ПОСТАВЛЕННОЕ ЗАДАНИЕ A:
Проверьте по отрывку о русской интеллигенции ниже, верны ли утверждения (i), (ii) и (iii). На каждое ответьте «да» или «нет» и приведите решающие слова отрывка дословной цитатой. (i) Сила действительной социальной религиозности принадлежала революционной интеллигенции. (ii) Религиозный подъем начала XX века изменил природу интеллигенции. (iii) Бердяев причисляет Мережковского к «людям двоящихся мыслей».

Отсюда следует, что какой бы духовный потенциал ни находило новейшее постсоветское сознание в религиозных чаяниях эпохи «серебряного века», не в них заключалась действительная социально-религиозная сила того времени. Эта сила действительной социальной религиозности целиком и полностью принадлежала революционной интеллигенции, вполне атеистической по своему мировоззрению. Это один из парадоксов русской культурной ситуации начала века. Но он уже не представляется чем-то немыслимым, невозможным в свете проведенного анализа. Русская интеллигенция не могла эволюционировать в свою противоположность, как на это надеялся П. Струве и другие авторы «Вех», не пройдя всех кругов ада грядущей социальной революции. Ее религиозный потенциал, ее смыслообразующая культурная миссия должны были реализовать себя в том, что составляло ее действительный, а не воображаемый культ, — культ победоносной социальной революции. Она должна была пройти этот путь даже с полным сознанием своей жертвенной роли.

Состоявшийся в начале XX века «срединный» религиозный подъем русской интеллигенции не мог изменить ее природы и ее общей направленности развития в сторону социальной революции в рамках ее непримиримой оппозиции самодержавию и церкви, в один прекрасный момент солидаризировавшихся еще и с черносотенством. И все же, не изменив природы интеллигенции, он изменил ее сознание. Оно получило черты раздвоенности, порой растерянности, почти упадка. «Появились люди двоящихся мыслей». К их числу Н. Бердяев относит Д. Мережковского, ибо «у него все двоится, он играет сочетаниями слов, принимая их за реальности». Заметим, что «то же нужно сказать про Вячеслава Иванова и про всех почти». В результате всего этого «традиционное сознание левой интеллигенции пошатнулось. Вл. Соловьев победил Чернышевского».

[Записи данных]
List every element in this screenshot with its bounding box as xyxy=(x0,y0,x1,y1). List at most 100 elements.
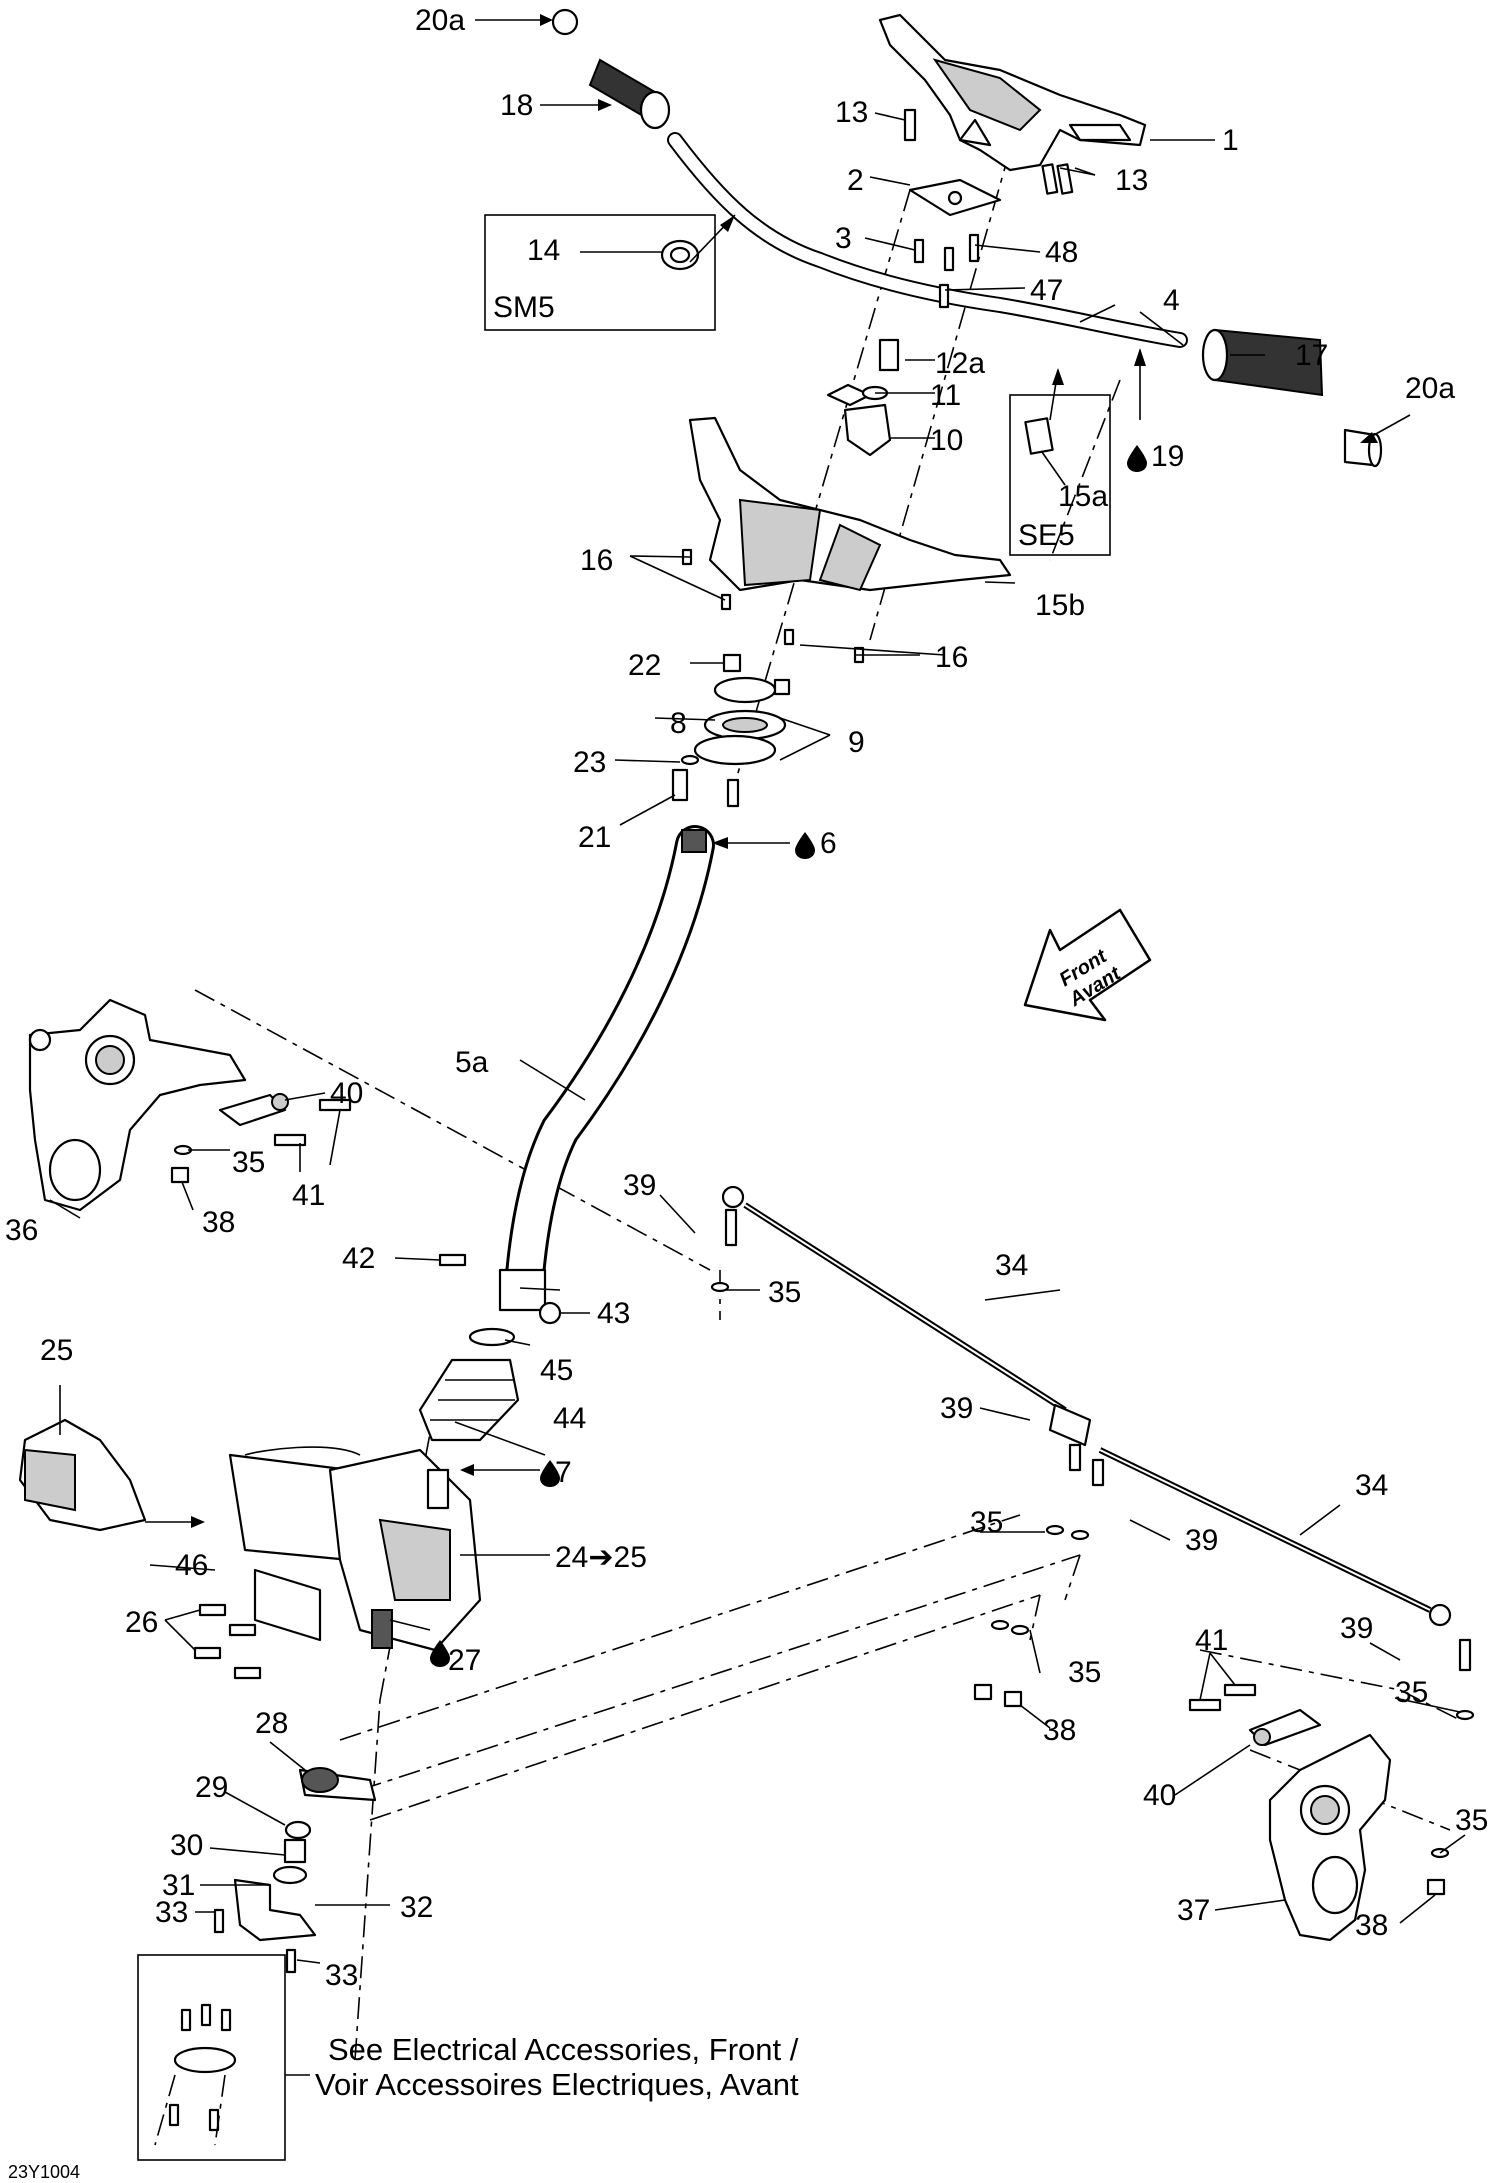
callout-33-left: 33 xyxy=(155,1896,188,1929)
callout-35-center: 35 xyxy=(768,1276,801,1309)
callout-2: 2 xyxy=(847,164,864,197)
assembly-axes xyxy=(194,149,1461,2061)
callout-32: 32 xyxy=(400,1891,433,1924)
callout-12a: 12a xyxy=(935,347,985,380)
knuckle-right xyxy=(1268,1733,1392,1942)
leader-lines xyxy=(49,14,1466,1964)
see-note-inset: See Electrical Accessories, Front / Voir… xyxy=(137,1954,799,2161)
callout-4: 4 xyxy=(1163,284,1180,317)
callout-39-right: 39 xyxy=(1340,1612,1373,1645)
callout-6: 6 xyxy=(820,827,837,860)
callout-41-right: 41 xyxy=(1195,1624,1228,1657)
variant-label-se5: SE5 xyxy=(1018,519,1075,552)
callout-15a: 14 xyxy=(527,234,560,267)
callout-36: 36 xyxy=(5,1214,38,1247)
variant-box-se5: SE5 15a xyxy=(1009,348,1146,556)
callout-41-left: 41 xyxy=(292,1179,325,1212)
callout-8: 8 xyxy=(670,707,687,740)
callout-29: 29 xyxy=(195,1771,228,1804)
callout-46: 46 xyxy=(175,1549,208,1582)
link-left xyxy=(218,1093,352,1147)
callout-22: 22 xyxy=(628,649,661,682)
callout-35-right: 35 xyxy=(1395,1676,1428,1709)
callout-44: 44 xyxy=(553,1402,586,1435)
callout-43: 43 xyxy=(597,1297,630,1330)
steering-column xyxy=(498,825,715,1312)
callout-3: 3 xyxy=(835,222,852,255)
callout-9: 9 xyxy=(848,726,865,759)
steering-cover xyxy=(688,416,1012,592)
callout-1: 1 xyxy=(1222,124,1239,157)
callout-39-lower: 39 xyxy=(1185,1524,1218,1557)
callout-38-right: 38 xyxy=(1355,1909,1388,1942)
callout-18: 18 xyxy=(500,89,533,122)
callout-37: 37 xyxy=(1177,1894,1210,1927)
pitman-arm xyxy=(213,1767,377,1974)
clamp-bolts xyxy=(903,108,1074,309)
callout-39-mid: 39 xyxy=(940,1392,973,1425)
grip-left xyxy=(551,8,671,130)
link-right xyxy=(1188,1683,1322,1747)
mount-bracket xyxy=(193,1568,322,1680)
callout-45: 45 xyxy=(540,1354,573,1387)
callout-labels: 1 2 3 4 5a 6 7 8 9 10 11 12a 13 13 15b 1… xyxy=(5,4,1488,1992)
callout-34-upper: 34 xyxy=(995,1249,1028,1282)
callout-35-mid: 35 xyxy=(970,1506,1003,1539)
washers-nuts xyxy=(170,1144,1475,1896)
callout-25: 25 xyxy=(40,1334,73,1367)
knuckle-left xyxy=(28,998,247,1212)
drawing-code: 23Y1004 xyxy=(8,2162,80,2182)
column-boot xyxy=(418,1358,520,1442)
callout-47: 47 xyxy=(1030,274,1063,307)
callout-21: 21 xyxy=(578,821,611,854)
see-note-line2: Voir Accessoires Electriques, Avant xyxy=(315,2067,799,2102)
power-steering-unit xyxy=(228,1446,482,1652)
riser-clamp xyxy=(826,338,900,457)
callout-20a-right: 20a xyxy=(1405,372,1455,405)
callout-11: 11 xyxy=(930,379,961,412)
variant-box-sm5: SM5 14 xyxy=(484,214,736,331)
callout-19: 19 xyxy=(1151,440,1184,473)
skid-guard xyxy=(18,1418,147,1532)
callout-13-top: 13 xyxy=(835,96,868,129)
column-fasteners xyxy=(438,1253,562,1347)
callout-28: 28 xyxy=(255,1707,288,1740)
clamp-plate xyxy=(908,178,1002,217)
callout-35-far-right: 35 xyxy=(1455,1804,1488,1837)
callout-31: 31 xyxy=(162,1869,195,1902)
callout-33-bottom: 33 xyxy=(325,1959,358,1992)
callout-15b: 15a xyxy=(1058,480,1108,513)
callout-38-mid: 38 xyxy=(1043,1714,1076,1747)
callout-42: 42 xyxy=(342,1242,375,1275)
callout-40-left: 40 xyxy=(330,1077,363,1110)
variant-label-sm5: SM5 xyxy=(493,291,555,324)
handlebar-pad xyxy=(878,13,1147,172)
handlebar-tube xyxy=(667,132,1188,348)
callout-30: 30 xyxy=(170,1829,203,1862)
callout-16-left: 16 xyxy=(580,544,613,577)
callout-5a: 5a xyxy=(455,1046,489,1079)
callout-48: 48 xyxy=(1045,236,1078,269)
callout-17: 17 xyxy=(1295,339,1328,372)
callout-16-right: 16 xyxy=(935,641,968,674)
callout-13-right: 13 xyxy=(1115,164,1148,197)
callout-38-left: 38 xyxy=(202,1206,235,1239)
grip-right xyxy=(1201,328,1383,468)
callout-35-lower: 35 xyxy=(1068,1656,1101,1689)
see-note-line1: See Electrical Accessories, Front / xyxy=(328,2032,799,2067)
callout-23: 23 xyxy=(573,746,606,779)
front-direction-arrow: Front Avant xyxy=(1023,908,1152,1022)
tie-rod xyxy=(721,1185,1472,1672)
callout-40-right: 40 xyxy=(1143,1779,1176,1812)
callout-34-lower: 34 xyxy=(1355,1469,1388,1502)
lubricant-symbols xyxy=(430,445,1147,1667)
callout-10: 10 xyxy=(930,424,963,457)
callout-26: 26 xyxy=(125,1606,158,1639)
callout-39-upper: 39 xyxy=(623,1169,656,1202)
callout-7: 7 xyxy=(555,1456,572,1489)
callout-20a-top: 20a xyxy=(415,4,465,37)
callout-24: 24➔25 xyxy=(555,1541,647,1574)
callout-14: 15b xyxy=(1035,589,1085,622)
callout-35-left: 35 xyxy=(232,1146,265,1179)
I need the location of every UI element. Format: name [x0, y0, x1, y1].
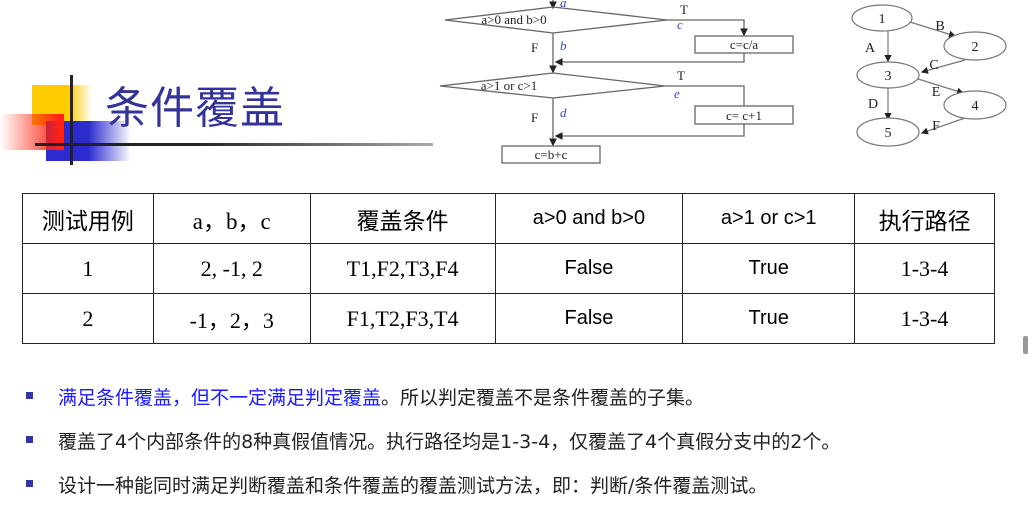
node-5: 5 [885, 126, 892, 141]
b-label: b [560, 38, 567, 53]
header-cell: a>0 and b>0 [494, 193, 684, 244]
bullet-item: 覆盖了4个内部条件的8种真假值情况。执行路径均是1-3-4，仅覆盖了4个真假分支… [26, 427, 840, 471]
table-cell: -1，2，3 [152, 293, 311, 344]
bullet-item: 设计一种能同时满足判断覆盖和条件覆盖的覆盖测试方法，即：判断/条件覆盖测试。 [26, 471, 840, 515]
table-cell: 1-3-4 [854, 293, 995, 344]
table-cell: False [494, 293, 684, 344]
header-cell: 覆盖条件 [309, 193, 496, 244]
slide-title: 条件覆盖 [105, 83, 285, 134]
node-3: 3 [885, 69, 892, 84]
node-2: 2 [972, 40, 979, 55]
box1-text: c=c/a [730, 37, 758, 52]
edge-d: D [868, 97, 878, 112]
header-cell: a>1 or c>1 [682, 193, 856, 244]
diagrams: a a>0 and b>0 T c c=c/a F b a>1 or c>1 T… [439, 0, 1007, 164]
edge-c: C [929, 58, 938, 73]
table-cell: 2, -1, 2 [152, 243, 311, 294]
decision-2 [439, 72, 666, 99]
edge-f: F [932, 119, 940, 134]
table-cell: 2 [22, 293, 154, 344]
c-label: c [677, 17, 683, 32]
edge-a: A [865, 41, 876, 56]
table-cell: True [682, 243, 856, 294]
cond2-text: a>1 or c>1 [481, 78, 538, 93]
title-underline [35, 143, 433, 146]
t1-label: T [680, 2, 688, 17]
table-cell: False [494, 243, 684, 294]
table-row: 1 2, -1, 2 T1,F2,T3,F4 False True 1-3-4 [22, 243, 995, 294]
d-label: d [560, 105, 567, 120]
table-cell: F1,T2,F3,T4 [309, 293, 496, 344]
decor-vertical-line [70, 75, 73, 165]
bullet-icon [26, 392, 33, 399]
bullet-text: 设计一种能同时满足判断覆盖和条件覆盖的覆盖测试方法，即：判断/条件覆盖测试。 [58, 475, 768, 497]
table-cell: 1 [22, 243, 154, 294]
flowchart [439, 0, 794, 164]
cond1-text: a>0 and b>0 [481, 12, 546, 27]
edge-e: E [932, 85, 941, 100]
edge-b: B [935, 19, 944, 34]
bullet-text: 覆盖了4个内部条件的8种真假值情况。执行路径均是1-3-4，仅覆盖了4个真假分支… [58, 431, 841, 453]
bullet-icon [26, 480, 33, 487]
scrollbar-handle[interactable] [1023, 336, 1028, 354]
table-cell: T1,F2,T3,F4 [309, 243, 496, 294]
table-header-row: 测试用例 a，b，c 覆盖条件 a>0 and b>0 a>1 or c>1 执… [22, 193, 995, 244]
node-1: 1 [879, 12, 886, 27]
box2-text: c= c+1 [726, 108, 762, 123]
node-4: 4 [972, 99, 979, 114]
path-graph [851, 4, 1007, 147]
e-label: e [674, 86, 680, 101]
bullet-icon [26, 436, 33, 443]
box-3 [501, 145, 601, 164]
decision-1 [444, 6, 668, 34]
bullet-item: 满足条件覆盖，但不一定满足判定覆盖。所以判定覆盖不是条件覆盖的子集。 [26, 383, 840, 427]
header-cell: a，b，c [152, 193, 311, 244]
box3-text: c=b+c [535, 147, 568, 162]
header-cell: 执行路径 [854, 193, 995, 244]
table-cell: True [682, 293, 856, 344]
label-a: a [560, 0, 567, 10]
f1-label: F [531, 40, 538, 55]
table-cell: 1-3-4 [854, 243, 995, 294]
table-row: 2 -1，2，3 F1,T2,F3,T4 False True 1-3-4 [22, 293, 995, 344]
bullet-list: 满足条件覆盖，但不一定满足判定覆盖。所以判定覆盖不是条件覆盖的子集。 覆盖了4个… [26, 383, 840, 515]
bullet-text: 。所以判定覆盖不是条件覆盖的子集。 [381, 387, 705, 409]
bullet-highlight: 满足条件覆盖，但不一定满足判定覆盖 [58, 387, 382, 409]
header-cell: 测试用例 [22, 193, 154, 244]
t2-label: T [677, 68, 685, 83]
f2-label: F [531, 110, 538, 125]
test-case-table: 测试用例 a，b，c 覆盖条件 a>0 and b>0 a>1 or c>1 执… [22, 193, 995, 344]
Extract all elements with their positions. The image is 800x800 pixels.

ПОСТАВЛЕННОЕ ЗАДАНИЕ B:
Воспроизведите без изменений строки данных от строки с «callout-33-left: 33 xyxy=(155,1896,188,1929)» до строки с «leader-lines xyxy=(49,14,1466,1964)», включая обе.

РЕЗУЛЬТАТ ВЫПОЛНЕНИЯ A:
(i) Да: «Эта сила действительной социальной религиозности целиком и полностью принадлежала революционной интеллигенции, вполне атеистической по своему мировоззрению».
(ii) Нет: «И все же, не изменив природы интеллигенции, он изменил ее сознание».
(iii) Да: «К их числу Н. Бердяев относит Д. Мережковского».

РЕЗУЛЬТАТ ВЫПОЛНЕНИЯ B:
callout-33-left: 33 xyxy=(155,1896,188,1929)
callout-35-center: 35 xyxy=(768,1276,801,1309)
callout-2: 2 xyxy=(847,164,864,197)
assembly-axes xyxy=(194,149,1461,2061)
callout-32: 32 xyxy=(400,1891,433,1924)
callout-12a: 12a xyxy=(935,347,985,380)
knuckle-right xyxy=(1268,1733,1392,1942)
leader-lines xyxy=(49,14,1466,1964)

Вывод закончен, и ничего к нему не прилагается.